# START OF INFORMATION PROVIDED

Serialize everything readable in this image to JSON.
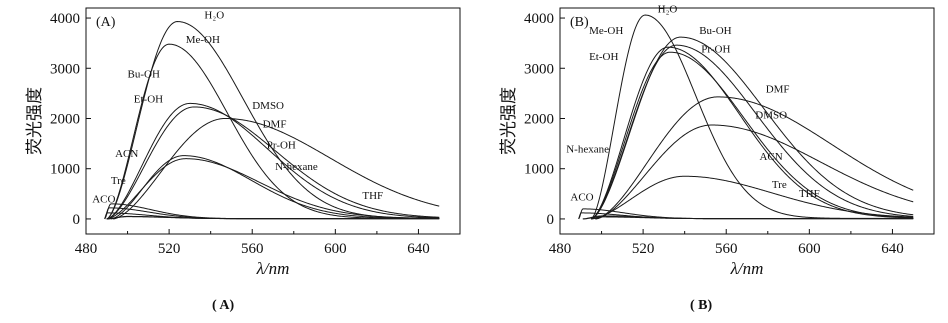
{
  "chart_data": [
    {
      "type": "line",
      "panel_tag": "(A)",
      "caption": "( A)",
      "xlabel": "λ/nm",
      "ylabel": "荧光强度",
      "xlim": [
        480,
        660
      ],
      "ylim": [
        -300,
        4200
      ],
      "xticks": [
        480,
        520,
        560,
        600,
        640
      ],
      "yticks": [
        0,
        1000,
        2000,
        3000,
        4000
      ],
      "series": [
        {
          "name": "H₂O",
          "start": 490,
          "peak_x": 524,
          "peak_y": 3930,
          "end_y": 10
        },
        {
          "name": "Me-OH",
          "start": 490,
          "peak_x": 520,
          "peak_y": 3480,
          "end_y": 10
        },
        {
          "name": "Bu-OH",
          "start": 490,
          "peak_x": 530,
          "peak_y": 2300,
          "end_y": 10
        },
        {
          "name": "Et-OH",
          "start": 490,
          "peak_x": 532,
          "peak_y": 2230,
          "end_y": 10
        },
        {
          "name": "DMSO",
          "start": 493,
          "peak_x": 547,
          "peak_y": 2000,
          "end_y": 10
        },
        {
          "name": "DMF",
          "start": 492,
          "peak_x": 527,
          "peak_y": 1260,
          "end_y": 10
        },
        {
          "name": "Pr-OH",
          "start": 490,
          "peak_x": 528,
          "peak_y": 1200,
          "end_y": 10
        },
        {
          "name": "N-hexane",
          "start": 490,
          "peak_x": 500,
          "peak_y": 50,
          "end_y": 5
        },
        {
          "name": "THF",
          "start": 490,
          "peak_x": 500,
          "peak_y": 45,
          "end_y": 5
        },
        {
          "name": "ACN",
          "start": 489,
          "peak_x": 492,
          "peak_y": 300,
          "end_y": 5
        },
        {
          "name": "Tre",
          "start": 489,
          "peak_x": 491,
          "peak_y": 220,
          "end_y": 5
        },
        {
          "name": "ACO",
          "start": 489,
          "peak_x": 490,
          "peak_y": 120,
          "end_y": 5
        }
      ],
      "labels": [
        {
          "text": "H₂O",
          "x": 537,
          "y": 3990
        },
        {
          "text": "Me-OH",
          "x": 528,
          "y": 3500
        },
        {
          "text": "Bu-OH",
          "x": 500,
          "y": 2820
        },
        {
          "text": "Et-OH",
          "x": 503,
          "y": 2320
        },
        {
          "text": "DMSO",
          "x": 560,
          "y": 2190
        },
        {
          "text": "DMF",
          "x": 565,
          "y": 1820
        },
        {
          "text": "Pr-OH",
          "x": 567,
          "y": 1400
        },
        {
          "text": "N-hexane",
          "x": 571,
          "y": 970
        },
        {
          "text": "THF",
          "x": 613,
          "y": 400
        },
        {
          "text": "ACN",
          "x": 494,
          "y": 1230
        },
        {
          "text": "Tre",
          "x": 492,
          "y": 700
        },
        {
          "text": "ACO",
          "x": 483,
          "y": 330
        }
      ]
    },
    {
      "type": "line",
      "panel_tag": "(B)",
      "caption": "( B)",
      "xlabel": "λ/nm",
      "ylabel": "荧光强度",
      "xlim": [
        480,
        660
      ],
      "ylim": [
        -300,
        4200
      ],
      "xticks": [
        480,
        520,
        560,
        600,
        640
      ],
      "yticks": [
        0,
        1000,
        2000,
        3000,
        4000
      ],
      "series": [
        {
          "name": "H₂O",
          "start": 495,
          "peak_x": 521,
          "peak_y": 4060,
          "end_y": 10
        },
        {
          "name": "Bu-OH",
          "start": 495,
          "peak_x": 538,
          "peak_y": 3620,
          "end_y": 10
        },
        {
          "name": "Me-OH",
          "start": 495,
          "peak_x": 532,
          "peak_y": 3420,
          "end_y": 10
        },
        {
          "name": "Pr-OH",
          "start": 495,
          "peak_x": 536,
          "peak_y": 3460,
          "end_y": 10
        },
        {
          "name": "Et-OH",
          "start": 495,
          "peak_x": 533,
          "peak_y": 3320,
          "end_y": 10
        },
        {
          "name": "DMF",
          "start": 497,
          "peak_x": 556,
          "peak_y": 2430,
          "end_y": 10
        },
        {
          "name": "DMSO",
          "start": 497,
          "peak_x": 553,
          "peak_y": 1870,
          "end_y": 10
        },
        {
          "name": "ACN",
          "start": 495,
          "peak_x": 540,
          "peak_y": 850,
          "end_y": 10
        },
        {
          "name": "Tre",
          "start": 491,
          "peak_x": 500,
          "peak_y": 60,
          "end_y": 5
        },
        {
          "name": "THF",
          "start": 491,
          "peak_x": 500,
          "peak_y": 40,
          "end_y": 5
        },
        {
          "name": "N-hexane",
          "start": 489,
          "peak_x": 491,
          "peak_y": 200,
          "end_y": 5
        },
        {
          "name": "ACO",
          "start": 489,
          "peak_x": 490,
          "peak_y": 120,
          "end_y": 5
        }
      ],
      "labels": [
        {
          "text": "H₂O",
          "x": 527,
          "y": 4110
        },
        {
          "text": "Me-OH",
          "x": 494,
          "y": 3680
        },
        {
          "text": "Bu-OH",
          "x": 547,
          "y": 3680
        },
        {
          "text": "Pr-OH",
          "x": 548,
          "y": 3310
        },
        {
          "text": "Et-OH",
          "x": 494,
          "y": 3160
        },
        {
          "text": "DMF",
          "x": 579,
          "y": 2520
        },
        {
          "text": "DMSO",
          "x": 574,
          "y": 2000
        },
        {
          "text": "ACN",
          "x": 576,
          "y": 1170
        },
        {
          "text": "N-hexane",
          "x": 483,
          "y": 1320
        },
        {
          "text": "Tre",
          "x": 582,
          "y": 620
        },
        {
          "text": "THF",
          "x": 595,
          "y": 440
        },
        {
          "text": "ACO",
          "x": 485,
          "y": 370
        }
      ]
    }
  ]
}
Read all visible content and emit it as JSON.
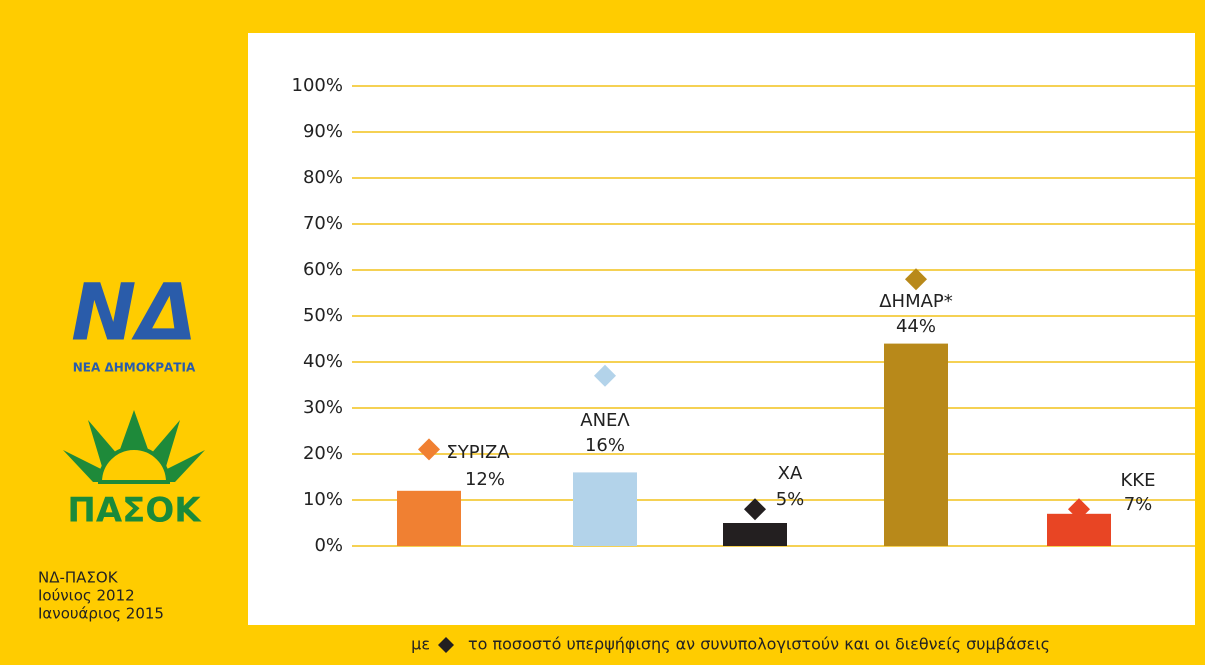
{
  "chart_data": {
    "type": "bar",
    "categories": [
      "ΣΥΡΙΖΑ",
      "ΑΝΕΛ",
      "ΧΑ",
      "ΔΗΜΑΡ*",
      "ΚΚΕ"
    ],
    "values": [
      12,
      16,
      5,
      44,
      7
    ],
    "value_labels": [
      "12%",
      "16%",
      "5%",
      "44%",
      "7%"
    ],
    "colors": [
      "#f08032",
      "#b3d3ea",
      "#231f20",
      "#b8891a",
      "#e84524"
    ],
    "marker_values": [
      21,
      37,
      8,
      58,
      8
    ],
    "ylim": [
      0,
      100
    ],
    "yticks": [
      {
        "value": 0,
        "label": "0%"
      },
      {
        "value": 10,
        "label": "10%"
      },
      {
        "value": 20,
        "label": "20%"
      },
      {
        "value": 30,
        "label": "30%"
      },
      {
        "value": 40,
        "label": "40%"
      },
      {
        "value": 50,
        "label": "50%"
      },
      {
        "value": 60,
        "label": "60%"
      },
      {
        "value": 70,
        "label": "70%"
      },
      {
        "value": 80,
        "label": "80%"
      },
      {
        "value": 90,
        "label": "90%"
      },
      {
        "value": 100,
        "label": "100%"
      }
    ],
    "grid": true,
    "footnote": {
      "before": "με",
      "after": "το ποσοστό υπερψήφισης αν συνυπολογιστούν και οι διεθνείς συμβάσεις"
    }
  },
  "sidebar": {
    "logo_nd": "ΝΔ",
    "logo_nd_text": "ΝΕΑ ΔΗΜΟΚΡΑΤΙΑ",
    "logo_pasok": "ΠΑΣΟΚ",
    "caption": [
      "ΝΔ-ΠΑΣΟΚ",
      "Ιούνιος 2012",
      "Ιανουάριος 2015"
    ]
  }
}
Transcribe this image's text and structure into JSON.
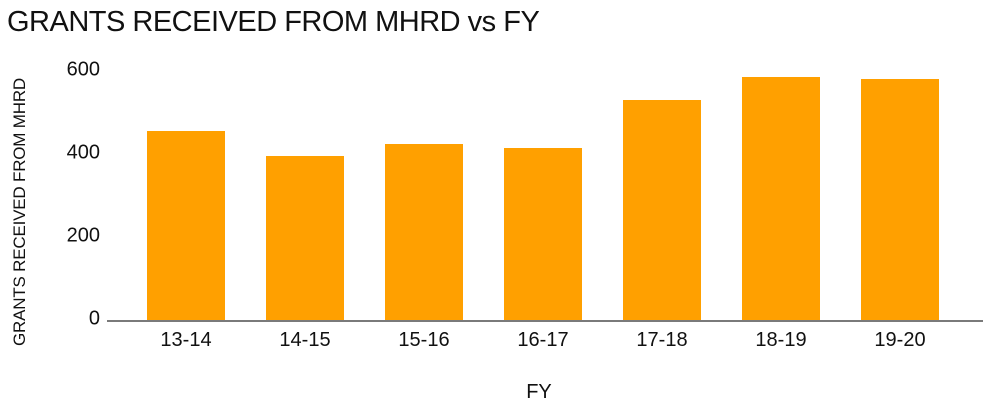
{
  "title": "GRANTS RECEIVED FROM MHRD vs FY",
  "colors": {
    "bar": "#FFA000",
    "axis_line": "#7a7a7a",
    "text": "#111111",
    "background": "#ffffff"
  },
  "chart_data": {
    "type": "bar",
    "title": "GRANTS RECEIVED FROM MHRD vs FY",
    "categories": [
      "13-14",
      "14-15",
      "15-16",
      "16-17",
      "17-18",
      "18-19",
      "19-20"
    ],
    "values": [
      455,
      395,
      425,
      415,
      530,
      585,
      580
    ],
    "xlabel": "FY",
    "ylabel": "GRANTS RECEIVED FROM MHRD",
    "ylim": [
      0,
      600
    ],
    "yticks": [
      0,
      200,
      400,
      600
    ],
    "grid": false,
    "legend": false,
    "bar_color": "#FFA000"
  }
}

# END OF INFORMATION PROVIDED

*WORK TO DO*
Which lines contain "GRANTS"? Copy each of them.

*SOLUTION TO THE EXERCISE*
  "title": "GRANTS RECEIVED FROM MHRD vs FY",
    "title": "GRANTS RECEIVED FROM MHRD vs FY",
    "ylabel": "GRANTS RECEIVED FROM MHRD",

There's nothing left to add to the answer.